» **WRITTEN REQUEST**: Find the lines below that contain the string "marker". Copy each one.

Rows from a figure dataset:
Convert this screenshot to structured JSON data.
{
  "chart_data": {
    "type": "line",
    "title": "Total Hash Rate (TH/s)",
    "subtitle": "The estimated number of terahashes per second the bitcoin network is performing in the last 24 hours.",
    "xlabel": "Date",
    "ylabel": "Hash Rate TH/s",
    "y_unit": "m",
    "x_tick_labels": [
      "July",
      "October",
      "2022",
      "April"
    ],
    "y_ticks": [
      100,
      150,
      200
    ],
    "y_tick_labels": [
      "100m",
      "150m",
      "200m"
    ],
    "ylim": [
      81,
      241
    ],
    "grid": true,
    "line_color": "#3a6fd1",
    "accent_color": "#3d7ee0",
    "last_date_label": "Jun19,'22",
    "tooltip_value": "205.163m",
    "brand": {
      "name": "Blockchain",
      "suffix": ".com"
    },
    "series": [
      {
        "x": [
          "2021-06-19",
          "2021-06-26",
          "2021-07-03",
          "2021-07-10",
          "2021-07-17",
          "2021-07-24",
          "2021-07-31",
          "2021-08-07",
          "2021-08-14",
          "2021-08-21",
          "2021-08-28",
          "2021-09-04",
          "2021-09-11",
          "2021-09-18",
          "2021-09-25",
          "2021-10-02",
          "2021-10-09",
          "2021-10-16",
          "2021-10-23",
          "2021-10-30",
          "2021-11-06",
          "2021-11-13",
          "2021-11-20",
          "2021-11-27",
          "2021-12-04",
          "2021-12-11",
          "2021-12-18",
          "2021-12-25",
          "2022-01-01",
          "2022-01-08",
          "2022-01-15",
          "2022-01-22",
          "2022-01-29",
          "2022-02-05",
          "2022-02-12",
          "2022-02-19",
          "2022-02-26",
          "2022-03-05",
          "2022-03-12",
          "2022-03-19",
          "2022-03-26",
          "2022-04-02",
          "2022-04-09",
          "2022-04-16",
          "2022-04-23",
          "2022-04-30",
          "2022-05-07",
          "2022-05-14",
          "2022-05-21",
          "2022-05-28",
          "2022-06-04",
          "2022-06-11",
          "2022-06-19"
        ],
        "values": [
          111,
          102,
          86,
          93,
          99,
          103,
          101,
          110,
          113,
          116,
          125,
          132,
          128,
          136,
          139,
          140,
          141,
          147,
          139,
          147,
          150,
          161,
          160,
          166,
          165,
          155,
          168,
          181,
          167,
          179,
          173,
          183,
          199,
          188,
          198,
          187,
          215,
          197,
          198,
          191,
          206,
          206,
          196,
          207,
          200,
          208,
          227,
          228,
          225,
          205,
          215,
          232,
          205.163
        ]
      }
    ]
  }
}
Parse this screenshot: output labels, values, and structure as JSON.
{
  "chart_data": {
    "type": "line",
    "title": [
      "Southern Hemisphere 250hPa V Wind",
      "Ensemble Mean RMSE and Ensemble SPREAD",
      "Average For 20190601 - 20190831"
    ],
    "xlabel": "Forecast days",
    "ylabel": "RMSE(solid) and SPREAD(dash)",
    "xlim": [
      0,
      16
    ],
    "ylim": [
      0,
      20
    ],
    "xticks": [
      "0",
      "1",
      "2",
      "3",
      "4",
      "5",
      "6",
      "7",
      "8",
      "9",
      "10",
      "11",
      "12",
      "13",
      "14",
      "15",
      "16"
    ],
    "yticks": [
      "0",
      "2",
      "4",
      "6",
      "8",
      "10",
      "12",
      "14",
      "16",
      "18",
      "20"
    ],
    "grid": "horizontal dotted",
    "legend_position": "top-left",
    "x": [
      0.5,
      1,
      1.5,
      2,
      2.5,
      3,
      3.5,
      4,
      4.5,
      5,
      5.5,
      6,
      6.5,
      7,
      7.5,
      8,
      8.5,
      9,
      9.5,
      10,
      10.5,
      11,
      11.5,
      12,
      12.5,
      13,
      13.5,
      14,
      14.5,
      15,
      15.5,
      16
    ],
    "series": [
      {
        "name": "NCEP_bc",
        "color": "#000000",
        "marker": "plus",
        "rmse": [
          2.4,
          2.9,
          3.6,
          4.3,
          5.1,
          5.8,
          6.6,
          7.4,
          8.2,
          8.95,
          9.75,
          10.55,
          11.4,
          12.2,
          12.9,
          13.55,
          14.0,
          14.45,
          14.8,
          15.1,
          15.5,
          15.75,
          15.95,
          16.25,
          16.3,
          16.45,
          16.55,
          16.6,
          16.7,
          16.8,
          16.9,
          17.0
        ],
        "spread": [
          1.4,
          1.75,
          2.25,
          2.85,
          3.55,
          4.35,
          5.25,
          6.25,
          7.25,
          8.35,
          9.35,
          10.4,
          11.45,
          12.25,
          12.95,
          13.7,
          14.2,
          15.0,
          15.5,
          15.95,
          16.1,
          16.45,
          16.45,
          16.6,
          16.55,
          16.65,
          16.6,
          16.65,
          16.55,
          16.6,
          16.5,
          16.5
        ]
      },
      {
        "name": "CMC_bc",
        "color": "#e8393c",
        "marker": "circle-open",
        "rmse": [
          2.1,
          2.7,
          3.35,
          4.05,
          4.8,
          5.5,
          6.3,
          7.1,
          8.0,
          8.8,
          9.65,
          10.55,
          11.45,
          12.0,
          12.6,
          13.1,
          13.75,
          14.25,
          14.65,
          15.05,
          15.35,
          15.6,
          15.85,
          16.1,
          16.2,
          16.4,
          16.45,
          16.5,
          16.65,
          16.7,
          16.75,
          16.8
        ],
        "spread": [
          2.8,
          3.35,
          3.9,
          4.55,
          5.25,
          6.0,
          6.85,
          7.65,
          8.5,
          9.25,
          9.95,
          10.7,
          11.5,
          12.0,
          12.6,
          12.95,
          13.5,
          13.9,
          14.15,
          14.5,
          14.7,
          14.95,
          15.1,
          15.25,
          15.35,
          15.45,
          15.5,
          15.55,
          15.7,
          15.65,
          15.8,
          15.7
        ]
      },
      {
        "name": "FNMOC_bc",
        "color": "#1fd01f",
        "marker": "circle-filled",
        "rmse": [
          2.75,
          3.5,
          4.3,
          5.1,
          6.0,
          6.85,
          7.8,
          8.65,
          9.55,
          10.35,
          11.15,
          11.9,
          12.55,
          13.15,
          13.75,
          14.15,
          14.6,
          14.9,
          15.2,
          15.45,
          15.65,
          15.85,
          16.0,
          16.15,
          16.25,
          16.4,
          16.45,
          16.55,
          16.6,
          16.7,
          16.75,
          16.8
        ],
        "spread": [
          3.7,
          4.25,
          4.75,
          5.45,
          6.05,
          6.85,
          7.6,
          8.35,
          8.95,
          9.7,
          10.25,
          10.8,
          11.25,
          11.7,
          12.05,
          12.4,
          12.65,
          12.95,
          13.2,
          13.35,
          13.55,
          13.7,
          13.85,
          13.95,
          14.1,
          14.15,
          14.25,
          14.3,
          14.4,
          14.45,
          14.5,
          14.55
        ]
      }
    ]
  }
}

» **SOLUTION**:
        "marker": "plus",
        "marker": "circle-open",
        "marker": "circle-filled",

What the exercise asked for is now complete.